* [WHAT IS EXPECTED]: Gather all lines from the material that contain "market".
━━━━━ DATASET ━━━━━
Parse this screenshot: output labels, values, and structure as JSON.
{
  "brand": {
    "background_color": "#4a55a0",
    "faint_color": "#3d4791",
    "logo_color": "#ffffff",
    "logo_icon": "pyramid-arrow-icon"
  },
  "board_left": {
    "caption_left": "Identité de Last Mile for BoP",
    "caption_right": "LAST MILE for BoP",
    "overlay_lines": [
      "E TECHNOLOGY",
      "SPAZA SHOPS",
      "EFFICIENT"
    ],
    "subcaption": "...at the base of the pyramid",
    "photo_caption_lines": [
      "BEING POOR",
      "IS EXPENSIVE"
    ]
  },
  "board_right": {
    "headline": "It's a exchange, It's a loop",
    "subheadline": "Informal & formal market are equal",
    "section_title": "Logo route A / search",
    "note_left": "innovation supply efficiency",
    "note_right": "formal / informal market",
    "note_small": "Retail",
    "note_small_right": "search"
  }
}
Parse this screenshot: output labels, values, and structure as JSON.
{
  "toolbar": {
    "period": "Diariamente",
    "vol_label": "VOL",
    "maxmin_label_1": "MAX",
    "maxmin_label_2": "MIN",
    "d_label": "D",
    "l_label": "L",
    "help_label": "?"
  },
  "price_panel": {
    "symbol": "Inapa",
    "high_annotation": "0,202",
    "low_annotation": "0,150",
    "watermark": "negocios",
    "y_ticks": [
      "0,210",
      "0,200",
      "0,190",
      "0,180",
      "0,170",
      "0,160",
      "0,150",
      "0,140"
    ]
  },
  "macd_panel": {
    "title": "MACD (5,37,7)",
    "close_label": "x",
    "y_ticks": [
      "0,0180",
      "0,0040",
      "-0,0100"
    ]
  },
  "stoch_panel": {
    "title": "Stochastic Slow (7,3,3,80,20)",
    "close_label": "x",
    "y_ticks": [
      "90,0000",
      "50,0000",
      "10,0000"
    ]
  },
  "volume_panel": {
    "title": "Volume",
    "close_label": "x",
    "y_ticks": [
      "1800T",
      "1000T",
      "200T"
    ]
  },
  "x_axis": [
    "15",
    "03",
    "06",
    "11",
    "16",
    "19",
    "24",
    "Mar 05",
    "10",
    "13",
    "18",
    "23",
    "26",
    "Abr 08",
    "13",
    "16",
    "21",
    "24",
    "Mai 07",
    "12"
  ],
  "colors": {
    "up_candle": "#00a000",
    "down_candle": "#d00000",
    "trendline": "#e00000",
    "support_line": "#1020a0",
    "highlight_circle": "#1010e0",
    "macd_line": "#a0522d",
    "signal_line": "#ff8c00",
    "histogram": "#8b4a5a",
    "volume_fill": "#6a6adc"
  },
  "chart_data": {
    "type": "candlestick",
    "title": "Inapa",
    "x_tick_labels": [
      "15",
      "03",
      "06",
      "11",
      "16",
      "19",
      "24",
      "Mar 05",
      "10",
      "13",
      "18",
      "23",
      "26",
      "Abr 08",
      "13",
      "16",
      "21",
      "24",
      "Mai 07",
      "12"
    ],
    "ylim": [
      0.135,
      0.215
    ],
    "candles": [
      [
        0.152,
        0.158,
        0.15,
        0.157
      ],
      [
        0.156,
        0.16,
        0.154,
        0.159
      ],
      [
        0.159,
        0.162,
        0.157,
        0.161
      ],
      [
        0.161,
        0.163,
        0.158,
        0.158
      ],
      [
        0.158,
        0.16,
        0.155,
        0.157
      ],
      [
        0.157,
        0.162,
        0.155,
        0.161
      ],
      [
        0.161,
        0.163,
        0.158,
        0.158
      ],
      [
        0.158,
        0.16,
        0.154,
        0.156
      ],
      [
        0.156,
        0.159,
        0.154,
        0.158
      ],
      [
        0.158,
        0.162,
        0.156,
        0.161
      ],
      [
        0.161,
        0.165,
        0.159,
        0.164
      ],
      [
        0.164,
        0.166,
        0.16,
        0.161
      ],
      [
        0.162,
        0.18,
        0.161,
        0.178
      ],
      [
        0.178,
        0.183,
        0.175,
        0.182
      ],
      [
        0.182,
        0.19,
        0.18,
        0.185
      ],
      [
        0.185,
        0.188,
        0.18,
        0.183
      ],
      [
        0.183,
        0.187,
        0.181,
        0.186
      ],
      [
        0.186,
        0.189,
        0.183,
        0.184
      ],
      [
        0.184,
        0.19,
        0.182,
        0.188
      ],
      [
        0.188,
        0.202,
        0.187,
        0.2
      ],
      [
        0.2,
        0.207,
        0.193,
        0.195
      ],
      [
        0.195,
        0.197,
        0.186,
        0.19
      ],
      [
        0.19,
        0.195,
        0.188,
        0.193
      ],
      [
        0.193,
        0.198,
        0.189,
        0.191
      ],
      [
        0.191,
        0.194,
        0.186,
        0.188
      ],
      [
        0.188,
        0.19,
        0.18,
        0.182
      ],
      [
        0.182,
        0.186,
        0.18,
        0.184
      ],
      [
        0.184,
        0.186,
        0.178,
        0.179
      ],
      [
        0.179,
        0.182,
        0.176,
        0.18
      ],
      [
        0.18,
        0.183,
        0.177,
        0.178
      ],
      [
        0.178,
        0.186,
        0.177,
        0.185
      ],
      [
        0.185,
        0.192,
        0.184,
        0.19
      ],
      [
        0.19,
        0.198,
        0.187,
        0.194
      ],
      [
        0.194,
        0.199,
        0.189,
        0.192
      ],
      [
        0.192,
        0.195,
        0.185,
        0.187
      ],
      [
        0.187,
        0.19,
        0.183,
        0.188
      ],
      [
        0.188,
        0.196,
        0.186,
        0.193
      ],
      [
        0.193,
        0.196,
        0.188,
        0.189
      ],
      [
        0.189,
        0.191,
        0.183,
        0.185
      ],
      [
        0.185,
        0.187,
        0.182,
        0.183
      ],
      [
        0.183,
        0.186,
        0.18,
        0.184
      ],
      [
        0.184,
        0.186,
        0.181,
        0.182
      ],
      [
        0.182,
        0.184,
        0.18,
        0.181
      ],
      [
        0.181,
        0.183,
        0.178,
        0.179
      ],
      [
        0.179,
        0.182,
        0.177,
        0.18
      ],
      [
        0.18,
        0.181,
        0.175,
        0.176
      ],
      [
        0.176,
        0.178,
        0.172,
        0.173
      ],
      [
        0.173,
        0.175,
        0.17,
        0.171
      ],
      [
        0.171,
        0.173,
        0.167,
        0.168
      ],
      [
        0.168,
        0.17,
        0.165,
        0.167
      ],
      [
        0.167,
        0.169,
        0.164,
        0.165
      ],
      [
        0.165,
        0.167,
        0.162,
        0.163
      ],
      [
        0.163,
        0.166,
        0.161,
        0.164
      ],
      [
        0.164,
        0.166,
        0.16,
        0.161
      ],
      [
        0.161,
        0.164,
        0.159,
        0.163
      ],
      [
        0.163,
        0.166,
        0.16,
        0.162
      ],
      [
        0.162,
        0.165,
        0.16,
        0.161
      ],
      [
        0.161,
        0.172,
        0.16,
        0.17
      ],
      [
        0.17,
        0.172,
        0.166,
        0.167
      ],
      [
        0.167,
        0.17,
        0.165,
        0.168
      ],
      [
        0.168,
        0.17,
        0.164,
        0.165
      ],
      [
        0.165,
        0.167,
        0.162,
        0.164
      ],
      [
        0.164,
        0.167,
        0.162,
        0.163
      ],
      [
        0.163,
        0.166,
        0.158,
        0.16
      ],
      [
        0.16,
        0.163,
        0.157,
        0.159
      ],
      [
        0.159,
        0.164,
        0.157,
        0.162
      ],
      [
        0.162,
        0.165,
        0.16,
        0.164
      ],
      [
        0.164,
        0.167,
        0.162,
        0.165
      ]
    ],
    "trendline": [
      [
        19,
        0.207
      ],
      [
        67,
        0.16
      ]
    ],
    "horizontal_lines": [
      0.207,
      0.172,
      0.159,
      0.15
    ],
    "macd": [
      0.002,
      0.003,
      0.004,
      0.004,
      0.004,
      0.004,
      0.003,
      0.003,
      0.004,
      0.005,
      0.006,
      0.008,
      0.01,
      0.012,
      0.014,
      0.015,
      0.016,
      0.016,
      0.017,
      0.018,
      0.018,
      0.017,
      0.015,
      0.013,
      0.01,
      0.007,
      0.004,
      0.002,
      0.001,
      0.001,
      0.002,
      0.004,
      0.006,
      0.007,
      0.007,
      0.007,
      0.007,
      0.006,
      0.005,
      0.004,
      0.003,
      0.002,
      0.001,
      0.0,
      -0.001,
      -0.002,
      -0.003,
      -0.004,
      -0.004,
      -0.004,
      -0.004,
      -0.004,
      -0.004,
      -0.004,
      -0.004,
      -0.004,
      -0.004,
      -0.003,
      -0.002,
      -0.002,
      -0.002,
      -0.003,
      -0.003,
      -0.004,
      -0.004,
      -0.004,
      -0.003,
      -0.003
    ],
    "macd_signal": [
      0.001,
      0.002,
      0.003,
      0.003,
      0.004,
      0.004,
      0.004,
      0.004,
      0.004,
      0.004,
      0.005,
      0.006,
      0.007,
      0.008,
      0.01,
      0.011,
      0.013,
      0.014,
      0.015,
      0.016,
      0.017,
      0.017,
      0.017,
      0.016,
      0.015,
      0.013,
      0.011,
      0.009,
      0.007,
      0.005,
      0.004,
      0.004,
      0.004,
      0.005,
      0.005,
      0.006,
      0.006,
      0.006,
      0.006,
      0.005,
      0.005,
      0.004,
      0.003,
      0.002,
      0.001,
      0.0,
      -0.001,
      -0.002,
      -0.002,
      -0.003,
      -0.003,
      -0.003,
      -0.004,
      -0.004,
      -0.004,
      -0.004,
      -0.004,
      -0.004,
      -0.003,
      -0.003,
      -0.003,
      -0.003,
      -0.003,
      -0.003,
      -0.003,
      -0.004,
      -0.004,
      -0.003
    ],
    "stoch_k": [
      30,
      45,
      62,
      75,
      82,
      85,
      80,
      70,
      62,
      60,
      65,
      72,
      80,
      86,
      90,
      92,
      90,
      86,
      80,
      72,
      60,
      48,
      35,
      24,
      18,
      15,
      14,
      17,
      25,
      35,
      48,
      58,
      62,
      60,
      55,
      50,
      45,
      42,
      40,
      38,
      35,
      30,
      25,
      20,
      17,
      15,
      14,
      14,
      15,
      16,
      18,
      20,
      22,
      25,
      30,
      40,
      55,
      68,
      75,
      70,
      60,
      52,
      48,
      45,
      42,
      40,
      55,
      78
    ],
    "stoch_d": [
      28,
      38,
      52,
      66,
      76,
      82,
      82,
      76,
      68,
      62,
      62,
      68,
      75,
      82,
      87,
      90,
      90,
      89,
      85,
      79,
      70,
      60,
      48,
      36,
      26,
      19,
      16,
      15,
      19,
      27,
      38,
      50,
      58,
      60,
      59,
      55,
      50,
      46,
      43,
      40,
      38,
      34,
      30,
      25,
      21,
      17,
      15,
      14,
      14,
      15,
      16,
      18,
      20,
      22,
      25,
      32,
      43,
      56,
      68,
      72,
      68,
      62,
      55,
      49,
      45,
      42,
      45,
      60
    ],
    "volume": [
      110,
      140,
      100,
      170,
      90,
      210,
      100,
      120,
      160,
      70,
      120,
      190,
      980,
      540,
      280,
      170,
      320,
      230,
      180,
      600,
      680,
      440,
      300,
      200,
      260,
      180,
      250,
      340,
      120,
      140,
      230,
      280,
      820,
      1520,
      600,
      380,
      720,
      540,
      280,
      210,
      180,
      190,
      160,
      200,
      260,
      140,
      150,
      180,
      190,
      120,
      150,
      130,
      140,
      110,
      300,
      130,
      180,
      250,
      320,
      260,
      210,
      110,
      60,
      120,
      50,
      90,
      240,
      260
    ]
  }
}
━━━━━
* [WRITTEN ANSWER]:
    "subheadline": "Informal & formal market are equal",
    "note_right": "formal / informal market",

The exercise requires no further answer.